» Task directions
Reproduce the data in its entirety, exactly as supplied.

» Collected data
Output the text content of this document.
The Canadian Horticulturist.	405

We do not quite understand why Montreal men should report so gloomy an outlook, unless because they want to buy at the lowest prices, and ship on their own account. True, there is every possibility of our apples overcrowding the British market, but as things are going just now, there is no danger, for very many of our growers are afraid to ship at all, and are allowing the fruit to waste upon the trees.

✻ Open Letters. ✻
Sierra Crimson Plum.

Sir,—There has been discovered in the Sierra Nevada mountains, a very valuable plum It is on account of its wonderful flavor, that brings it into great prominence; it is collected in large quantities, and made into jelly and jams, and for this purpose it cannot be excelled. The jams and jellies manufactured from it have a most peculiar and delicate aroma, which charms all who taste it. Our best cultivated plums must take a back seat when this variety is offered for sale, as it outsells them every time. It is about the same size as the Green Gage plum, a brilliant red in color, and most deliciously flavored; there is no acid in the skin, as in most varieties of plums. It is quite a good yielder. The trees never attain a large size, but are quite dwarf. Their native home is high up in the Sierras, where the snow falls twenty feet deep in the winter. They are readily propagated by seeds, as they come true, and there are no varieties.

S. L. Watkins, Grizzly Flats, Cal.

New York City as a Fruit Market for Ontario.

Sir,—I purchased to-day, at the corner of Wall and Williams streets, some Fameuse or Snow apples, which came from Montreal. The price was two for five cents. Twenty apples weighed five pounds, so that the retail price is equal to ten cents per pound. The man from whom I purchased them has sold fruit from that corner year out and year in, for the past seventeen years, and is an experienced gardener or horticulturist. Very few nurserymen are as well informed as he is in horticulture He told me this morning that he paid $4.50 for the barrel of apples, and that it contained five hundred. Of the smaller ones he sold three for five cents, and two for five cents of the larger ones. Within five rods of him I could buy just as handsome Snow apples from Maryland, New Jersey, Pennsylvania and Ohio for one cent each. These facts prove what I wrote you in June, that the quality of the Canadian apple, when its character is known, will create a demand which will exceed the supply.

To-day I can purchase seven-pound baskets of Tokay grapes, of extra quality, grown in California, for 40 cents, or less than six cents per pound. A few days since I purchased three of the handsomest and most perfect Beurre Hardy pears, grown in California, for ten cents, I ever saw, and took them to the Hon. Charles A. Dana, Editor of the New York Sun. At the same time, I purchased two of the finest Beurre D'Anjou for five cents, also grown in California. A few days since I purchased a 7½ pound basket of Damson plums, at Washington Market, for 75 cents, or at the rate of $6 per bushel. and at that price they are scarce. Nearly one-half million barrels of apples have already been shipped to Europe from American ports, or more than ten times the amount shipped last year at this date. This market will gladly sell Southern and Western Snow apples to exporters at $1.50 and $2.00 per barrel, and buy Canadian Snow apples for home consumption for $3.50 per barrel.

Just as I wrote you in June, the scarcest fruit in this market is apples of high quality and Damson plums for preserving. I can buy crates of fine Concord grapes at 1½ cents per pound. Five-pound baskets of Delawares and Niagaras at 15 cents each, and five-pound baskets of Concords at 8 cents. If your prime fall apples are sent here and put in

» Exercise answer
Output the text content of this document.
The Canadian Horticulturist.	405

We do not quite understand why Montreal men should report so gloomy an outlook, unless because they want to buy at the lowest prices, and ship on their own account. True, there is every possibility of our apples overcrowding the British market, but as things are going just now, there is no danger, for very many of our growers are afraid to ship at all, and are allowing the fruit to waste upon the trees.

✻ Open Letters. ✻
Sierra Crimson Plum.

Sir,—There has been discovered in the Sierra Nevada mountains, a very valuable plum It is on account of its wonderful flavor, that brings it into great prominence; it is collected in large quantities, and made into jelly and jams, and for this purpose it cannot be excelled. The jams and jellies manufactured from it have a most peculiar and delicate aroma, which charms all who taste it. Our best cultivated plums must take a back seat when this variety is offered for sale, as it outsells them every time. It is about the same size as the Green Gage plum, a brilliant red in color, and most deliciously flavored; there is no acid in the skin, as in most varieties of plums. It is quite a good yielder. The trees never attain a large size, but are quite dwarf. Their native home is high up in the Sierras, where the snow falls twenty feet deep in the winter. They are readily propagated by seeds, as they come true, and there are no varieties.

S. L. Watkins, Grizzly Flats, Cal.

New York City as a Fruit Market for Ontario.

Sir,—I purchased to-day, at the corner of Wall and Williams streets, some Fameuse or Snow apples, which came from Montreal. The price was two for five cents. Twenty apples weighed five pounds, so that the retail price is equal to ten cents per pound. The man from whom I purchased them has sold fruit from that corner year out and year in, for the past seventeen years, and is an experienced gardener or horticulturist. Very few nurserymen are as well informed as he is in horticulture He told me this morning that he paid $4.50 for the barrel of apples, and that it contained five hundred. Of the smaller ones he sold three for five cents, and two for five cents of the larger ones. Within five rods of him I could buy just as handsome Snow apples from Maryland, New Jersey, Pennsylvania and Ohio for one cent each. These facts prove what I wrote you in June, that the quality of the Canadian apple, when its character is known, will create a demand which will exceed the supply.

To-day I can purchase seven-pound baskets of Tokay grapes, of extra quality, grown in California, for 40 cents, or less than six cents per pound. A few days since I purchased three of the handsomest and most perfect Beurre Hardy pears, grown in California, for ten cents, I ever saw, and took them to the Hon. Charles A. Dana, Editor of the New York Sun. At the same time, I purchased two of the finest Beurre D'Anjou for five cents, also grown in California. A few days since I purchased a 7½ pound basket of Damson plums, at Washington Market, for 75 cents, or at the rate of $6 per bushel. and at that price they are scarce. Nearly one-half million barrels of apples have already been shipped to Europe from American ports, or more than ten times the amount shipped last year at this date. This market will gladly sell Southern and Western Snow apples to exporters at $1.50 and $2.00 per barrel, and buy Canadian Snow apples for home consumption for $3.50 per barrel.

Just as I wrote you in June, the scarcest fruit in this market is apples of high quality and Damson plums for preserving. I can buy crates of fine Concord grapes at 1½ cents per pound. Five-pound baskets of Delawares and Niagaras at 15 cents each, and five-pound baskets of Concords at 8 cents. If your prime fall apples are sent here and put in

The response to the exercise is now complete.